Saved entries
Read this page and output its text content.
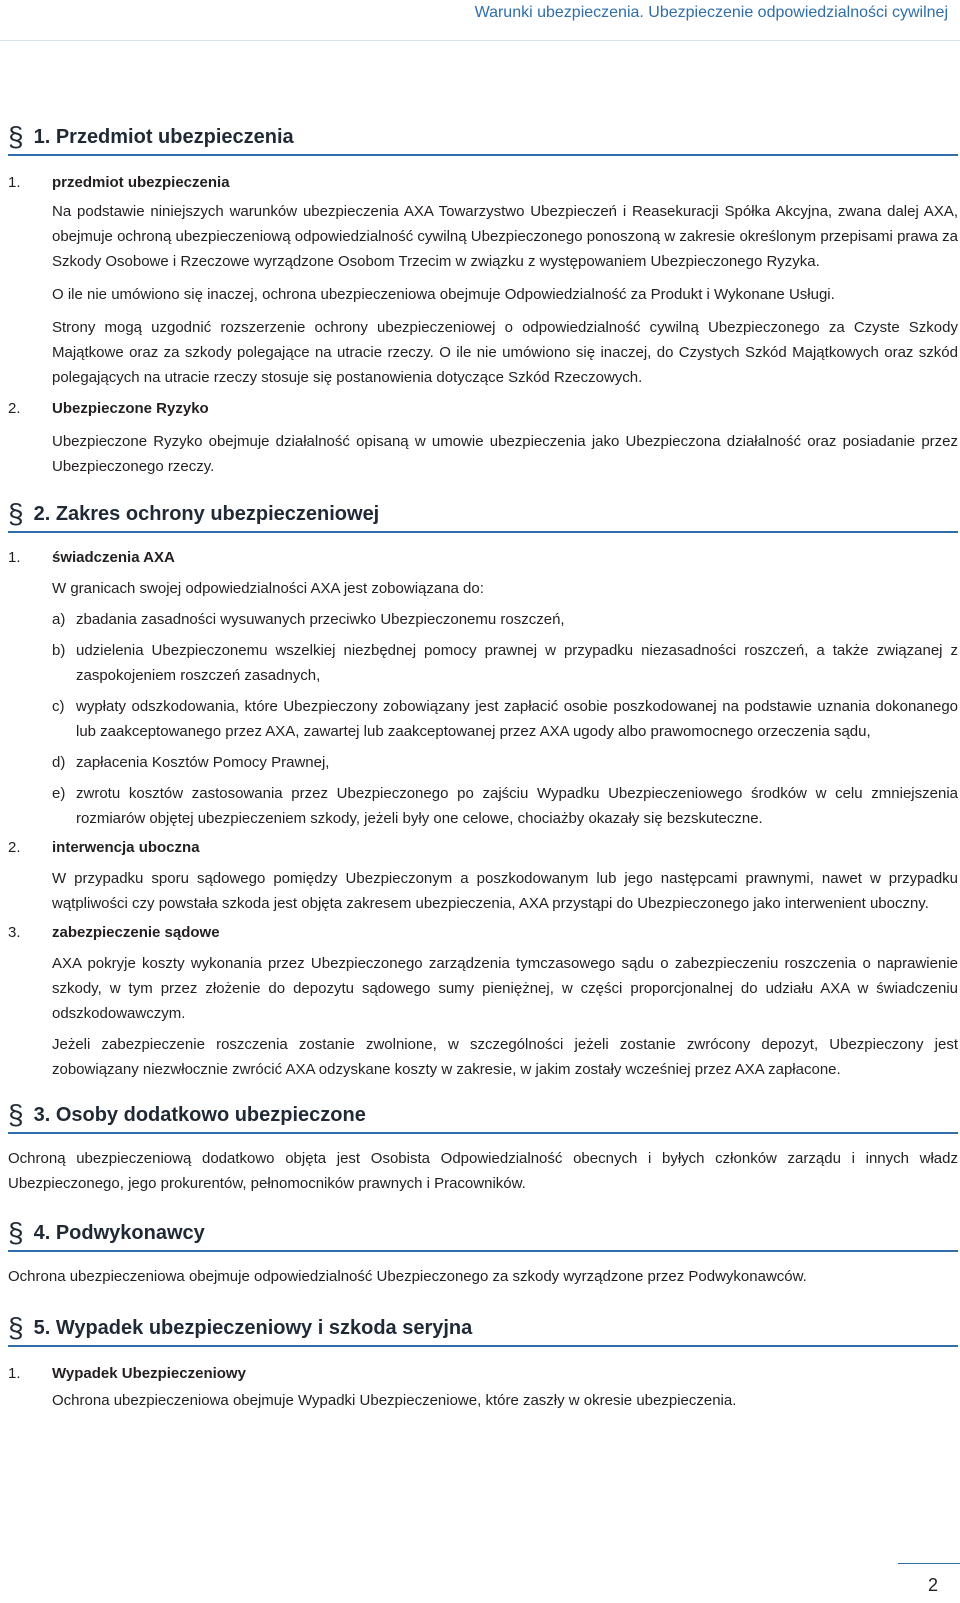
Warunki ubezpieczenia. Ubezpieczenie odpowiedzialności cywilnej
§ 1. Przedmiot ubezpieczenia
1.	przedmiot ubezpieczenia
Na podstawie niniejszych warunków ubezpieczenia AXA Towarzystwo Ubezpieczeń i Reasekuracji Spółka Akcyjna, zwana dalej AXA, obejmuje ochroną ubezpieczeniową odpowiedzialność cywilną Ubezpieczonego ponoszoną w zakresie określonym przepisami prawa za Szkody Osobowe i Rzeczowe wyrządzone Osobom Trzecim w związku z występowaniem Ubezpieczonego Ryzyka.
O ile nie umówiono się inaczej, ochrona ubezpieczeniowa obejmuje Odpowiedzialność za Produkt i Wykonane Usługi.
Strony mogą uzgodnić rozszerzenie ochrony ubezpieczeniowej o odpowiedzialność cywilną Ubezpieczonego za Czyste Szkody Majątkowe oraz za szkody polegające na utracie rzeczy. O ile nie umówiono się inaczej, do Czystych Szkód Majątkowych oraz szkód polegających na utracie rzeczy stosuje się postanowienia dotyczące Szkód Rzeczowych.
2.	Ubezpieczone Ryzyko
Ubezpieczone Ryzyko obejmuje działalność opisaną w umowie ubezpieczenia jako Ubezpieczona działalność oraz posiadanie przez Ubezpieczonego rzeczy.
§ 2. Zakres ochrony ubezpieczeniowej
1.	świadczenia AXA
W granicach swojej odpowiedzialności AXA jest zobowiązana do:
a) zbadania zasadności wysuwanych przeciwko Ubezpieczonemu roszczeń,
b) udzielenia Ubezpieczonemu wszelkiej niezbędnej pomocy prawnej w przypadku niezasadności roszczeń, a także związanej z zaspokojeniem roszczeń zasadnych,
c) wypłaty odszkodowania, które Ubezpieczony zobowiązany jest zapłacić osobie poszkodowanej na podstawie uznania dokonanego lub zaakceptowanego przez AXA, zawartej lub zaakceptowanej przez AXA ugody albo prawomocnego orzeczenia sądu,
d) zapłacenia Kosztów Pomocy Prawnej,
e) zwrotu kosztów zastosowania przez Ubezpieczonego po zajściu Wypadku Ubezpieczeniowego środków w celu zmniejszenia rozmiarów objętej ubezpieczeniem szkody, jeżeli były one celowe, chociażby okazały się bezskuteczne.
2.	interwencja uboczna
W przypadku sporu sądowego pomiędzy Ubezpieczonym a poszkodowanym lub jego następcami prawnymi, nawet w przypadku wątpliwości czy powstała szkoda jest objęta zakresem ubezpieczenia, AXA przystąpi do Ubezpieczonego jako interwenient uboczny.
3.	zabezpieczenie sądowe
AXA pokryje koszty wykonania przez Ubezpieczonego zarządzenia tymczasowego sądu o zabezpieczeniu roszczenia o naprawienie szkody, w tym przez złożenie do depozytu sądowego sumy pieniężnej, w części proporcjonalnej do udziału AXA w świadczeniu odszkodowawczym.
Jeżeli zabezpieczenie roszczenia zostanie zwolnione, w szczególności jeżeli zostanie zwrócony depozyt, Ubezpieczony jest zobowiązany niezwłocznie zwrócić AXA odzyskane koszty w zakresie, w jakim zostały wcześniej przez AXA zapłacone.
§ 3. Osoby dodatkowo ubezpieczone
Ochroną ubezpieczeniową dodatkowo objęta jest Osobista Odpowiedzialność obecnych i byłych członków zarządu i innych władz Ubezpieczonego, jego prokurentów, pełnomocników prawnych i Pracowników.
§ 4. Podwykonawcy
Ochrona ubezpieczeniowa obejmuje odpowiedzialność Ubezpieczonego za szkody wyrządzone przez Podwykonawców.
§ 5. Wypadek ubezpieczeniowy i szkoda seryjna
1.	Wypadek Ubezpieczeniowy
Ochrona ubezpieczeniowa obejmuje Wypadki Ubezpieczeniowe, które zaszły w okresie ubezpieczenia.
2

_What needs to be done:_ The material above must be printed exactly, with its pictures left out.

_Expected answer:_
Read this page and output its text content.
Warunki ubezpieczenia. Ubezpieczenie odpowiedzialności cywilnej
§ 1. Przedmiot ubezpieczenia
1.	przedmiot ubezpieczenia
Na podstawie niniejszych warunków ubezpieczenia AXA Towarzystwo Ubezpieczeń i Reasekuracji Spółka Akcyjna, zwana dalej AXA, obejmuje ochroną ubezpieczeniową odpowiedzialność cywilną Ubezpieczonego ponoszoną w zakresie określonym przepisami prawa za Szkody Osobowe i Rzeczowe wyrządzone Osobom Trzecim w związku z występowaniem Ubezpieczonego Ryzyka.
O ile nie umówiono się inaczej, ochrona ubezpieczeniowa obejmuje Odpowiedzialność za Produkt i Wykonane Usługi.
Strony mogą uzgodnić rozszerzenie ochrony ubezpieczeniowej o odpowiedzialność cywilną Ubezpieczonego za Czyste Szkody Majątkowe oraz za szkody polegające na utracie rzeczy. O ile nie umówiono się inaczej, do Czystych Szkód Majątkowych oraz szkód polegających na utracie rzeczy stosuje się postanowienia dotyczące Szkód Rzeczowych.
2.	Ubezpieczone Ryzyko
Ubezpieczone Ryzyko obejmuje działalność opisaną w umowie ubezpieczenia jako Ubezpieczona działalność oraz posiadanie przez Ubezpieczonego rzeczy.
§ 2. Zakres ochrony ubezpieczeniowej
1.	świadczenia AXA
W granicach swojej odpowiedzialności AXA jest zobowiązana do:
a) zbadania zasadności wysuwanych przeciwko Ubezpieczonemu roszczeń,
b) udzielenia Ubezpieczonemu wszelkiej niezbędnej pomocy prawnej w przypadku niezasadności roszczeń, a także związanej z zaspokojeniem roszczeń zasadnych,
c) wypłaty odszkodowania, które Ubezpieczony zobowiązany jest zapłacić osobie poszkodowanej na podstawie uznania dokonanego lub zaakceptowanego przez AXA, zawartej lub zaakceptowanej przez AXA ugody albo prawomocnego orzeczenia sądu,
d) zapłacenia Kosztów Pomocy Prawnej,
e) zwrotu kosztów zastosowania przez Ubezpieczonego po zajściu Wypadku Ubezpieczeniowego środków w celu zmniejszenia rozmiarów objętej ubezpieczeniem szkody, jeżeli były one celowe, chociażby okazały się bezskuteczne.
2.	interwencja uboczna
W przypadku sporu sądowego pomiędzy Ubezpieczonym a poszkodowanym lub jego następcami prawnymi, nawet w przypadku wątpliwości czy powstała szkoda jest objęta zakresem ubezpieczenia, AXA przystąpi do Ubezpieczonego jako interwenient uboczny.
3.	zabezpieczenie sądowe
AXA pokryje koszty wykonania przez Ubezpieczonego zarządzenia tymczasowego sądu o zabezpieczeniu roszczenia o naprawienie szkody, w tym przez złożenie do depozytu sądowego sumy pieniężnej, w części proporcjonalnej do udziału AXA w świadczeniu odszkodowawczym.
Jeżeli zabezpieczenie roszczenia zostanie zwolnione, w szczególności jeżeli zostanie zwrócony depozyt, Ubezpieczony jest zobowiązany niezwłocznie zwrócić AXA odzyskane koszty w zakresie, w jakim zostały wcześniej przez AXA zapłacone.
§ 3. Osoby dodatkowo ubezpieczone
Ochroną ubezpieczeniową dodatkowo objęta jest Osobista Odpowiedzialność obecnych i byłych członków zarządu i innych władz Ubezpieczonego, jego prokurentów, pełnomocników prawnych i Pracowników.
§ 4. Podwykonawcy
Ochrona ubezpieczeniowa obejmuje odpowiedzialność Ubezpieczonego za szkody wyrządzone przez Podwykonawców.
§ 5. Wypadek ubezpieczeniowy i szkoda seryjna
1.	Wypadek Ubezpieczeniowy
Ochrona ubezpieczeniowa obejmuje Wypadki Ubezpieczeniowe, które zaszły w okresie ubezpieczenia.
2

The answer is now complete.